YOUR INSTRUCTIONS -> Determine which lines of the records include the word "comme", and copy them.

=== GIVEN RECORDS ===

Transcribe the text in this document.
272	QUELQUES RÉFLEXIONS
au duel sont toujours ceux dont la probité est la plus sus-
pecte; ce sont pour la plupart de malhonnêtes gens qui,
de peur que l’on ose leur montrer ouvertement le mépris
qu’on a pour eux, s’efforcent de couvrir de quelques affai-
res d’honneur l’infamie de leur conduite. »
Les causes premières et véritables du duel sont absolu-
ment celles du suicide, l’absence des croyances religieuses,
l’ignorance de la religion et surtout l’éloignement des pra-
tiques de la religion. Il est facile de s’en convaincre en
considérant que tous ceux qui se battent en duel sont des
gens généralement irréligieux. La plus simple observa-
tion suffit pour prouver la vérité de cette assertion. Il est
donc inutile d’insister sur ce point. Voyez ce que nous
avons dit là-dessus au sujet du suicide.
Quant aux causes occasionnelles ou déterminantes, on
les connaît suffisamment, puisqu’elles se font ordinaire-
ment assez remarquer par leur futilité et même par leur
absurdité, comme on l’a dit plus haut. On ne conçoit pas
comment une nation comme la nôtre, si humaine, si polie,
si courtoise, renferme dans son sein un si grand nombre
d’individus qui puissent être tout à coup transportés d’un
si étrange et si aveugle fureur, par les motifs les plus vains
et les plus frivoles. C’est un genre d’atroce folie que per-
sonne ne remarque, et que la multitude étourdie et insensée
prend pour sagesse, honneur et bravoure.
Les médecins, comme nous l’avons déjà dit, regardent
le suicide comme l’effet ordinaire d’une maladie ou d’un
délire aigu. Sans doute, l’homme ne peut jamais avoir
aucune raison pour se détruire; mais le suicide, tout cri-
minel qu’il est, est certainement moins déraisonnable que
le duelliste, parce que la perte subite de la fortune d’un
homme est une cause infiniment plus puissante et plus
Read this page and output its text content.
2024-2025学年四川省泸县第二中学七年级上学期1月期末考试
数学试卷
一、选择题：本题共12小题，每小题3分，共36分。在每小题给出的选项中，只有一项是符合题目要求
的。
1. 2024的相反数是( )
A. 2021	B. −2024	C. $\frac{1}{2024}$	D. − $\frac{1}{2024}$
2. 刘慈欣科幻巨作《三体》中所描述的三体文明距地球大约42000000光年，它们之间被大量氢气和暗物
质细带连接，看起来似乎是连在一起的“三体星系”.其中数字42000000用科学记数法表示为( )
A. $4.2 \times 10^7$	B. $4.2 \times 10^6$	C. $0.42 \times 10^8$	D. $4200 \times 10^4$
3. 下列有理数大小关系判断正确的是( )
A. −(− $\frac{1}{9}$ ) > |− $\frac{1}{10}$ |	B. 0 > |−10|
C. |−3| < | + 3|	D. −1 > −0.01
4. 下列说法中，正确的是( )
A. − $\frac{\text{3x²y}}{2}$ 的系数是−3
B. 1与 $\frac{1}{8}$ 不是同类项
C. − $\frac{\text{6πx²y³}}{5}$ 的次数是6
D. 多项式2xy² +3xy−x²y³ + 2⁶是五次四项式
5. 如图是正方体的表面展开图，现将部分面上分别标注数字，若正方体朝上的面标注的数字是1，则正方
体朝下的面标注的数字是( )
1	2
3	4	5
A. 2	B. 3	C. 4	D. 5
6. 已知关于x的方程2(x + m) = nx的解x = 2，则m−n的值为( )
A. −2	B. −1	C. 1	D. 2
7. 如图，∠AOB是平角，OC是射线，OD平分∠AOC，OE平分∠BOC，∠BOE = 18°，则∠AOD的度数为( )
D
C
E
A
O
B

===

EXERCISE SOLUTION ->
absurdité, comme on l’a dit plus haut. On ne conçoit pas
comment une nation comme la nôtre, si humaine, si polie,
Les médecins, comme nous l’avons déjà dit, regardent
le suicide comme l’effet ordinaire d’une maladie ou d’un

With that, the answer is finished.